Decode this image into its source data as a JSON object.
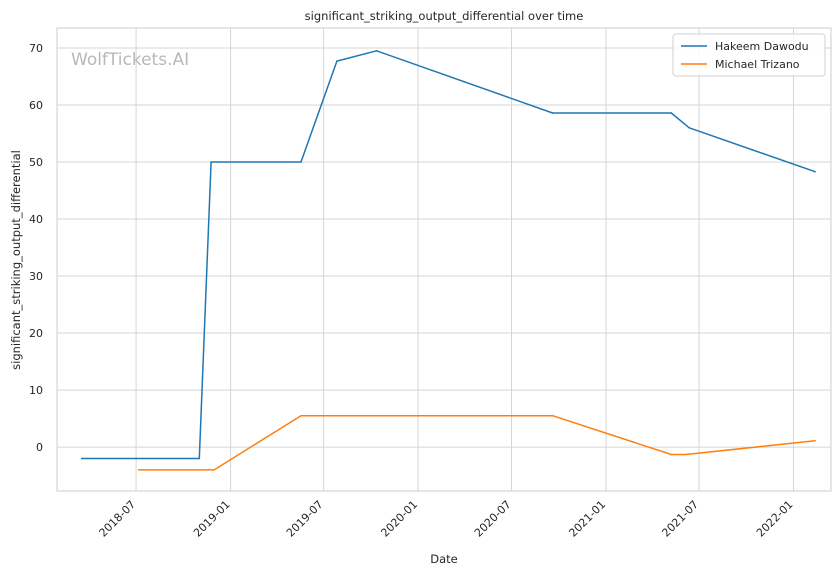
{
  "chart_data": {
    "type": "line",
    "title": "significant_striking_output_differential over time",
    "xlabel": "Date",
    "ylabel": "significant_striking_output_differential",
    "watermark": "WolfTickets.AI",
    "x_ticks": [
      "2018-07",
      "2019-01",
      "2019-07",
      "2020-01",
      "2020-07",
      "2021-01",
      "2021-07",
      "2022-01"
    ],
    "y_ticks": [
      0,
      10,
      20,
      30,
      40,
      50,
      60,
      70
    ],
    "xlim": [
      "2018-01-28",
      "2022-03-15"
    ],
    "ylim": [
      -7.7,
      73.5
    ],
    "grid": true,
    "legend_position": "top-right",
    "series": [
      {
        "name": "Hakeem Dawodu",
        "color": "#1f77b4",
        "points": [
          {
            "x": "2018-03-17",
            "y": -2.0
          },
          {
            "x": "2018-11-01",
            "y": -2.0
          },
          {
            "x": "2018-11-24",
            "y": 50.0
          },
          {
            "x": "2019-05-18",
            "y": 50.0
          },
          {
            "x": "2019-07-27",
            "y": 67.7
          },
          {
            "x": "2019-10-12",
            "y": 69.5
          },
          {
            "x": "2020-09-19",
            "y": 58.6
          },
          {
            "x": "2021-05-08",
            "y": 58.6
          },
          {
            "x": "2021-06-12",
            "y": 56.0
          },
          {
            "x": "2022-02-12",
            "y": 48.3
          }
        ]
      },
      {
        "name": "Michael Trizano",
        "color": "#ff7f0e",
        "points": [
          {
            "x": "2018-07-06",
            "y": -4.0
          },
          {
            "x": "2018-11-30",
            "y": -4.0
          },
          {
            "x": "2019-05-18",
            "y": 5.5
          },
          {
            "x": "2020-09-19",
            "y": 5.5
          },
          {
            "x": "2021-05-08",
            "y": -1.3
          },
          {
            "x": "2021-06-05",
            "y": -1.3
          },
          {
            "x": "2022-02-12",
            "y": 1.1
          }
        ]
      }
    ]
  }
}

_ _ _ _ _ _ _

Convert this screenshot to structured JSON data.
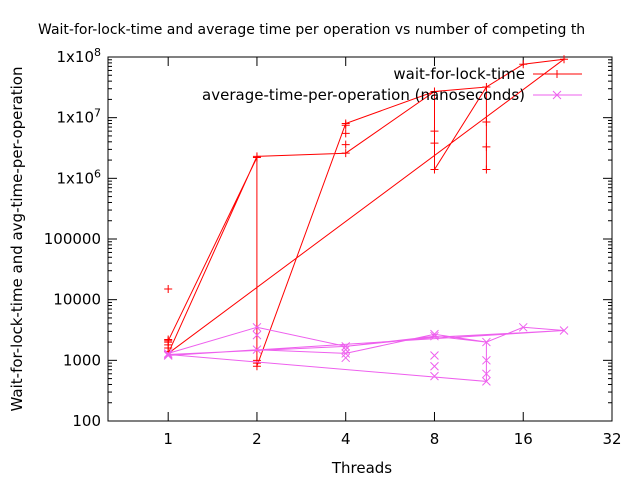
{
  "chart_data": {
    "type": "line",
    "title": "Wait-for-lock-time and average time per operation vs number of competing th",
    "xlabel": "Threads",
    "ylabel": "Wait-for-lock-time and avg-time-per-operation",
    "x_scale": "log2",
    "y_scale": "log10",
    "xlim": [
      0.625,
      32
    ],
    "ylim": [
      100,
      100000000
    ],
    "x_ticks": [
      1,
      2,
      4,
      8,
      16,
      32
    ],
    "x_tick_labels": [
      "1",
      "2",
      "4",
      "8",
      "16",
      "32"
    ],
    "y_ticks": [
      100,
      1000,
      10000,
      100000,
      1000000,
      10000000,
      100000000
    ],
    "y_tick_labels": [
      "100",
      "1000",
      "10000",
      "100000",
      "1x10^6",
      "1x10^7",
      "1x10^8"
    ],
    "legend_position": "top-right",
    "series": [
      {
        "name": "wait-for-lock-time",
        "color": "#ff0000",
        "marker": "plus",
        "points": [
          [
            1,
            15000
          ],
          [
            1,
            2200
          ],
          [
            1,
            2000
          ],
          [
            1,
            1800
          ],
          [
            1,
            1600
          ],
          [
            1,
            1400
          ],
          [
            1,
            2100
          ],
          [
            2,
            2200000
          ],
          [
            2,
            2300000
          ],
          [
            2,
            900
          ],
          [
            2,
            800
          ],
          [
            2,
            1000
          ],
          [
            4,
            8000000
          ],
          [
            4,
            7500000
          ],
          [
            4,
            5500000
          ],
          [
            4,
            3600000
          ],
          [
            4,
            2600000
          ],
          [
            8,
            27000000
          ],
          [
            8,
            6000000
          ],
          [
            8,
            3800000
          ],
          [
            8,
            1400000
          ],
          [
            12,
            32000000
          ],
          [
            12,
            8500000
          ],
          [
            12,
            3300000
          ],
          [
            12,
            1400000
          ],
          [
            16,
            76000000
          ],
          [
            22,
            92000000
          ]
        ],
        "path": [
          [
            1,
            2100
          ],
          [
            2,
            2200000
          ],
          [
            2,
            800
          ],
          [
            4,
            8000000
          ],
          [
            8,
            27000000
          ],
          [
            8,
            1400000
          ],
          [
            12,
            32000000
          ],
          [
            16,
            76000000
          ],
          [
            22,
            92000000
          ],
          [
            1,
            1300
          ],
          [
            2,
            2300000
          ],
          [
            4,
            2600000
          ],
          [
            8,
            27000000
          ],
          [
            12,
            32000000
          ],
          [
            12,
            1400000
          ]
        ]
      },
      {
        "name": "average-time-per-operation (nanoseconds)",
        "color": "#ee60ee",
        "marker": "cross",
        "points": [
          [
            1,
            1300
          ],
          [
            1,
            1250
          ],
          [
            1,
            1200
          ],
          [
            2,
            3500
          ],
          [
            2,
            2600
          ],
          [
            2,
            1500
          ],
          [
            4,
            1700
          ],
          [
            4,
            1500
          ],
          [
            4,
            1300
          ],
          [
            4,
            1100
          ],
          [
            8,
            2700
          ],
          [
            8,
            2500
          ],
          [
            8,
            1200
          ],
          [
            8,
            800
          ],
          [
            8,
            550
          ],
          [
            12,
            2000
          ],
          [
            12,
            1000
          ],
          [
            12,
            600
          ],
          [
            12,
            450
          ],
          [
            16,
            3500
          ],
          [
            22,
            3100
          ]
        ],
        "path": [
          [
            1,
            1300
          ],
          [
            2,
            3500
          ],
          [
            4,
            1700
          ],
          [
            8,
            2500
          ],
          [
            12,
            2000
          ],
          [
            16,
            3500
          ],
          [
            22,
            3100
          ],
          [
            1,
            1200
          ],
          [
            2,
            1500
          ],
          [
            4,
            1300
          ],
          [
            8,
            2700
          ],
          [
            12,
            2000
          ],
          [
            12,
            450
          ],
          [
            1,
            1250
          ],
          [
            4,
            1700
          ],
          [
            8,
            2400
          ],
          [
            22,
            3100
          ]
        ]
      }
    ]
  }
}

_ _ _ _ _ _ _

#### Your task:
Lines containing "this" are to be counted. State the total and add nothing.

#### Full solution:
2